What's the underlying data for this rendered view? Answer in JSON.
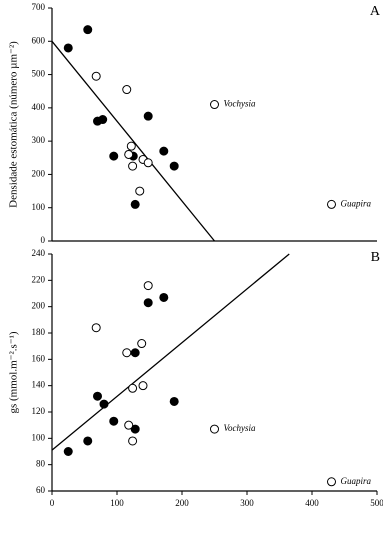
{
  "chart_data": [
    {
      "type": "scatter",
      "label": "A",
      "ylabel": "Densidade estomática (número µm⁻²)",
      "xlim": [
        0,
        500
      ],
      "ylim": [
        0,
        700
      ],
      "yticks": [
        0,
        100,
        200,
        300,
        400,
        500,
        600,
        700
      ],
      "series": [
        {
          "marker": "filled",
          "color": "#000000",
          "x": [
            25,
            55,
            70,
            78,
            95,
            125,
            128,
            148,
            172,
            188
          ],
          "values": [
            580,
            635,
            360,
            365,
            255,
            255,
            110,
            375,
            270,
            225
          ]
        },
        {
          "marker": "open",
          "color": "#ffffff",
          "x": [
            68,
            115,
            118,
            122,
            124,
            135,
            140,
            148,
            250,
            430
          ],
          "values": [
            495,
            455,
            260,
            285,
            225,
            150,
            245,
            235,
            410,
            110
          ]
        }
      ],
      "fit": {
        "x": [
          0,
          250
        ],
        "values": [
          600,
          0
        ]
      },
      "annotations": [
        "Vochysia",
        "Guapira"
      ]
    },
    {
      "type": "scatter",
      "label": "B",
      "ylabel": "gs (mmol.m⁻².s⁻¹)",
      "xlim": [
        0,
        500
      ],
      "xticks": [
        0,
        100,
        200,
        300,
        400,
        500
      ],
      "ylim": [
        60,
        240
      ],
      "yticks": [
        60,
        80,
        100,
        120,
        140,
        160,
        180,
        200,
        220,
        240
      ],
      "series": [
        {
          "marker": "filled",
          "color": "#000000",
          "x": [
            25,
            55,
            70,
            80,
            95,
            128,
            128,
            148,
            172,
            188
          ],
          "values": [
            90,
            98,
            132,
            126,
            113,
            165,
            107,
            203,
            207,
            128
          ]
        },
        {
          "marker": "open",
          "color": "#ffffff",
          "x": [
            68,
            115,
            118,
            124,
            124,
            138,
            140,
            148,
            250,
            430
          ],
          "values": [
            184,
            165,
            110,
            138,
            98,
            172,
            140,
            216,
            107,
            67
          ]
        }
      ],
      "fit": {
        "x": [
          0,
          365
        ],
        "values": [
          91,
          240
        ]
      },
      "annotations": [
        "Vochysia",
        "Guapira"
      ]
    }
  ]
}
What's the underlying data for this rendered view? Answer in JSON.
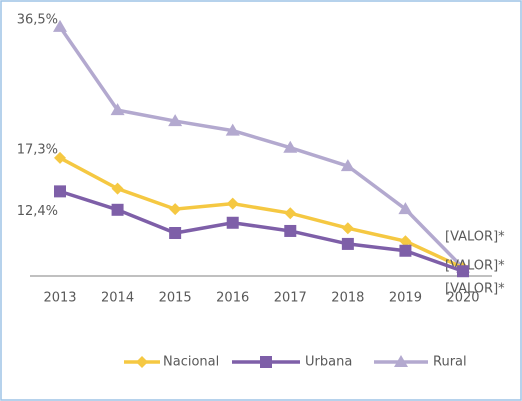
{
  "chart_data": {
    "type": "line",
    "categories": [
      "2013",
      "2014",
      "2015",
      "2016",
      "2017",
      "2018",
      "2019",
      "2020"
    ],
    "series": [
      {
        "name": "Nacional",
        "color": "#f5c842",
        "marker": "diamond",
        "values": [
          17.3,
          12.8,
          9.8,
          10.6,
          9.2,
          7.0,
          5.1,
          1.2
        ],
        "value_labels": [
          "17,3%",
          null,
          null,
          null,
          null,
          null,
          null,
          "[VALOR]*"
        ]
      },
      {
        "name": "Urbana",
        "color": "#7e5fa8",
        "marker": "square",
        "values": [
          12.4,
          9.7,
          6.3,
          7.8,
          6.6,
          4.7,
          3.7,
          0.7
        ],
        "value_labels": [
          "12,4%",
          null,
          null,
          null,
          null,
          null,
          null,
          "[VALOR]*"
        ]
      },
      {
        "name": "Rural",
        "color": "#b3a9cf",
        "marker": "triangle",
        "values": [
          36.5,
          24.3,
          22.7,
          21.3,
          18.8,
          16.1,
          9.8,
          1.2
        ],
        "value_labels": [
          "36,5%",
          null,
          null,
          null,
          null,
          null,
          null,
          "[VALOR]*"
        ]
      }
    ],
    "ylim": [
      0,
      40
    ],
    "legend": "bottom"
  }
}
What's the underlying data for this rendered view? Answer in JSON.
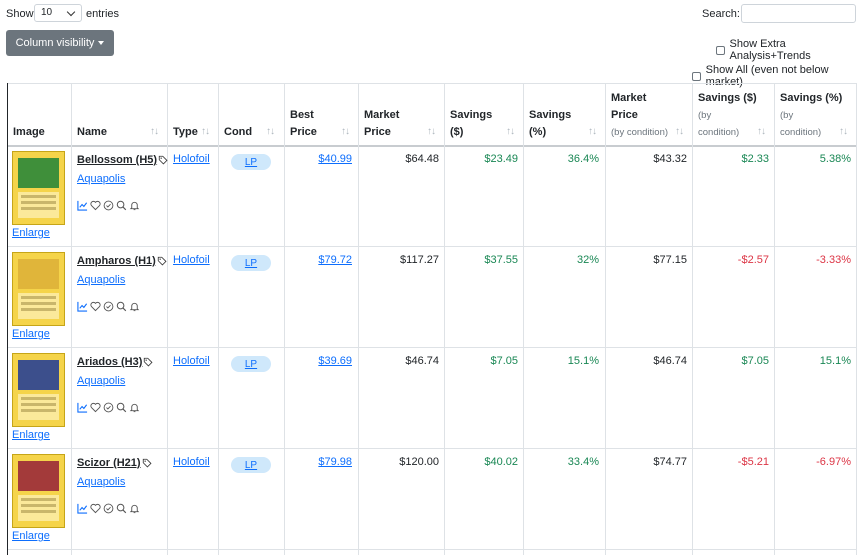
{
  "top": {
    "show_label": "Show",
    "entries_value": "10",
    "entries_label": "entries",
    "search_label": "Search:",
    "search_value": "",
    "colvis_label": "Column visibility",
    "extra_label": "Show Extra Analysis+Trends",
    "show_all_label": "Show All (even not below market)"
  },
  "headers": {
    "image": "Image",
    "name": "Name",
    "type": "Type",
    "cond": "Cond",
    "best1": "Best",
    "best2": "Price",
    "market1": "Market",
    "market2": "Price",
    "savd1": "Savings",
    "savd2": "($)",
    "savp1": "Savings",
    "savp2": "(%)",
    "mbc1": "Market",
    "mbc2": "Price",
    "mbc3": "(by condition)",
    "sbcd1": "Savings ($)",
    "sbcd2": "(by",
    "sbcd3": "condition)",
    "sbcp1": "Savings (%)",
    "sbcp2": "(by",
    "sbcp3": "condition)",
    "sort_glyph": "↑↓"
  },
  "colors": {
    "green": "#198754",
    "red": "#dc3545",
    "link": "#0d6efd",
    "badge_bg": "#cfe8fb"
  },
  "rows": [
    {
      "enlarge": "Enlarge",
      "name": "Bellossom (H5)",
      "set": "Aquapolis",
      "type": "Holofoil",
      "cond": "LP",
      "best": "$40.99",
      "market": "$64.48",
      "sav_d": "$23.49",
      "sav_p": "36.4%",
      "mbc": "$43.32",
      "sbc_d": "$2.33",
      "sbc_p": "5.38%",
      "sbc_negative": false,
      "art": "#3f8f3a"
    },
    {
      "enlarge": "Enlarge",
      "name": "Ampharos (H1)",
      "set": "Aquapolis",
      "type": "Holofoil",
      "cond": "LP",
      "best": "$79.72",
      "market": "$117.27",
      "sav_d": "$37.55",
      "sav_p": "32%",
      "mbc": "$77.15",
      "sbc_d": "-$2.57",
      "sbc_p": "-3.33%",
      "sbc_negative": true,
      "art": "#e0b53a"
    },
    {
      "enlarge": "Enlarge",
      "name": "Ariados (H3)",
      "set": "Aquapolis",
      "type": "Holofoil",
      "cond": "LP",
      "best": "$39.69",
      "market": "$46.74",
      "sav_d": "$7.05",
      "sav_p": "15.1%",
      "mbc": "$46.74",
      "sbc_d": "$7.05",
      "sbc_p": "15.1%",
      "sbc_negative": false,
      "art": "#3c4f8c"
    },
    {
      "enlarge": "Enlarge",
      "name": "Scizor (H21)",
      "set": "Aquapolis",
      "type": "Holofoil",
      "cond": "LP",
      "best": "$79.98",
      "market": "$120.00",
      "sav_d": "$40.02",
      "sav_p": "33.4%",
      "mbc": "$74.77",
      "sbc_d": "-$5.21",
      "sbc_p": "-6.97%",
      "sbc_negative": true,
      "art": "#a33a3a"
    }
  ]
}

* _What needs to be done_: From the entries above, output every line exactly and omit any image.

* _Task solution_:
What's the underlying data for this rendered view? Answer in JSON.
{
  "chart_data": [
    {
      "type": "scatter",
      "label": "A",
      "ylabel": "Densidade estomática (número µm⁻²)",
      "xlim": [
        0,
        500
      ],
      "ylim": [
        0,
        700
      ],
      "yticks": [
        0,
        100,
        200,
        300,
        400,
        500,
        600,
        700
      ],
      "series": [
        {
          "marker": "filled",
          "color": "#000000",
          "x": [
            25,
            55,
            70,
            78,
            95,
            125,
            128,
            148,
            172,
            188
          ],
          "values": [
            580,
            635,
            360,
            365,
            255,
            255,
            110,
            375,
            270,
            225
          ]
        },
        {
          "marker": "open",
          "color": "#ffffff",
          "x": [
            68,
            115,
            118,
            122,
            124,
            135,
            140,
            148,
            250,
            430
          ],
          "values": [
            495,
            455,
            260,
            285,
            225,
            150,
            245,
            235,
            410,
            110
          ]
        }
      ],
      "fit": {
        "x": [
          0,
          250
        ],
        "values": [
          600,
          0
        ]
      },
      "annotations": [
        "Vochysia",
        "Guapira"
      ]
    },
    {
      "type": "scatter",
      "label": "B",
      "ylabel": "gs (mmol.m⁻².s⁻¹)",
      "xlim": [
        0,
        500
      ],
      "xticks": [
        0,
        100,
        200,
        300,
        400,
        500
      ],
      "ylim": [
        60,
        240
      ],
      "yticks": [
        60,
        80,
        100,
        120,
        140,
        160,
        180,
        200,
        220,
        240
      ],
      "series": [
        {
          "marker": "filled",
          "color": "#000000",
          "x": [
            25,
            55,
            70,
            80,
            95,
            128,
            128,
            148,
            172,
            188
          ],
          "values": [
            90,
            98,
            132,
            126,
            113,
            165,
            107,
            203,
            207,
            128
          ]
        },
        {
          "marker": "open",
          "color": "#ffffff",
          "x": [
            68,
            115,
            118,
            124,
            124,
            138,
            140,
            148,
            250,
            430
          ],
          "values": [
            184,
            165,
            110,
            138,
            98,
            172,
            140,
            216,
            107,
            67
          ]
        }
      ],
      "fit": {
        "x": [
          0,
          365
        ],
        "values": [
          91,
          240
        ]
      },
      "annotations": [
        "Vochysia",
        "Guapira"
      ]
    }
  ]
}
What's the underlying data for this rendered view? Answer in JSON.
{
  "chart_data": {
    "type": "line",
    "categories": [
      "2013",
      "2014",
      "2015",
      "2016",
      "2017",
      "2018",
      "2019",
      "2020"
    ],
    "series": [
      {
        "name": "Nacional",
        "color": "#f5c842",
        "marker": "diamond",
        "values": [
          17.3,
          12.8,
          9.8,
          10.6,
          9.2,
          7.0,
          5.1,
          1.2
        ],
        "value_labels": [
          "17,3%",
          null,
          null,
          null,
          null,
          null,
          null,
          "[VALOR]*"
        ]
      },
      {
        "name": "Urbana",
        "color": "#7e5fa8",
        "marker": "square",
        "values": [
          12.4,
          9.7,
          6.3,
          7.8,
          6.6,
          4.7,
          3.7,
          0.7
        ],
        "value_labels": [
          "12,4%",
          null,
          null,
          null,
          null,
          null,
          null,
          "[VALOR]*"
        ]
      },
      {
        "name": "Rural",
        "color": "#b3a9cf",
        "marker": "triangle",
        "values": [
          36.5,
          24.3,
          22.7,
          21.3,
          18.8,
          16.1,
          9.8,
          1.2
        ],
        "value_labels": [
          "36,5%",
          null,
          null,
          null,
          null,
          null,
          null,
          "[VALOR]*"
        ]
      }
    ],
    "ylim": [
      0,
      40
    ],
    "legend": "bottom"
  }
}
What's the underlying data for this rendered view? Answer in JSON.
{
  "top": {
    "show_label": "Show",
    "entries_value": "10",
    "entries_label": "entries",
    "search_label": "Search:",
    "search_value": "",
    "colvis_label": "Column visibility",
    "extra_label": "Show Extra Analysis+Trends",
    "show_all_label": "Show All (even not below market)"
  },
  "headers": {
    "image": "Image",
    "name": "Name",
    "type": "Type",
    "cond": "Cond",
    "best1": "Best",
    "best2": "Price",
    "market1": "Market",
    "market2": "Price",
    "savd1": "Savings",
    "savd2": "($)",
    "savp1": "Savings",
    "savp2": "(%)",
    "mbc1": "Market",
    "mbc2": "Price",
    "mbc3": "(by condition)",
    "sbcd1": "Savings ($)",
    "sbcd2": "(by",
    "sbcd3": "condition)",
    "sbcp1": "Savings (%)",
    "sbcp2": "(by",
    "sbcp3": "condition)",
    "sort_glyph": "↑↓"
  },
  "colors": {
    "green": "#198754",
    "red": "#dc3545",
    "link": "#0d6efd",
    "badge_bg": "#cfe8fb"
  },
  "rows": [
    {
      "enlarge": "Enlarge",
      "name": "Bellossom (H5)",
      "set": "Aquapolis",
      "type": "Holofoil",
      "cond": "LP",
      "best": "$40.99",
      "market": "$64.48",
      "sav_d": "$23.49",
      "sav_p": "36.4%",
      "mbc": "$43.32",
      "sbc_d": "$2.33",
      "sbc_p": "5.38%",
      "sbc_negative": false,
      "art": "#3f8f3a"
    },
    {
      "enlarge": "Enlarge",
      "name": "Ampharos (H1)",
      "set": "Aquapolis",
      "type": "Holofoil",
      "cond": "LP",
      "best": "$79.72",
      "market": "$117.27",
      "sav_d": "$37.55",
      "sav_p": "32%",
      "mbc": "$77.15",
      "sbc_d": "-$2.57",
      "sbc_p": "-3.33%",
      "sbc_negative": true,
      "art": "#e0b53a"
    },
    {
      "enlarge": "Enlarge",
      "name": "Ariados (H3)",
      "set": "Aquapolis",
      "type": "Holofoil",
      "cond": "LP",
      "best": "$39.69",
      "market": "$46.74",
      "sav_d": "$7.05",
      "sav_p": "15.1%",
      "mbc": "$46.74",
      "sbc_d": "$7.05",
      "sbc_p": "15.1%",
      "sbc_negative": false,
      "art": "#3c4f8c"
    },
    {
      "enlarge": "Enlarge",
      "name": "Scizor (H21)",
      "set": "Aquapolis",
      "type": "Holofoil",
      "cond": "LP",
      "best": "$79.98",
      "market": "$120.00",
      "sav_d": "$40.02",
      "sav_p": "33.4%",
      "mbc": "$74.77",
      "sbc_d": "-$5.21",
      "sbc_p": "-6.97%",
      "sbc_negative": true,
      "art": "#a33a3a"
    }
  ]
}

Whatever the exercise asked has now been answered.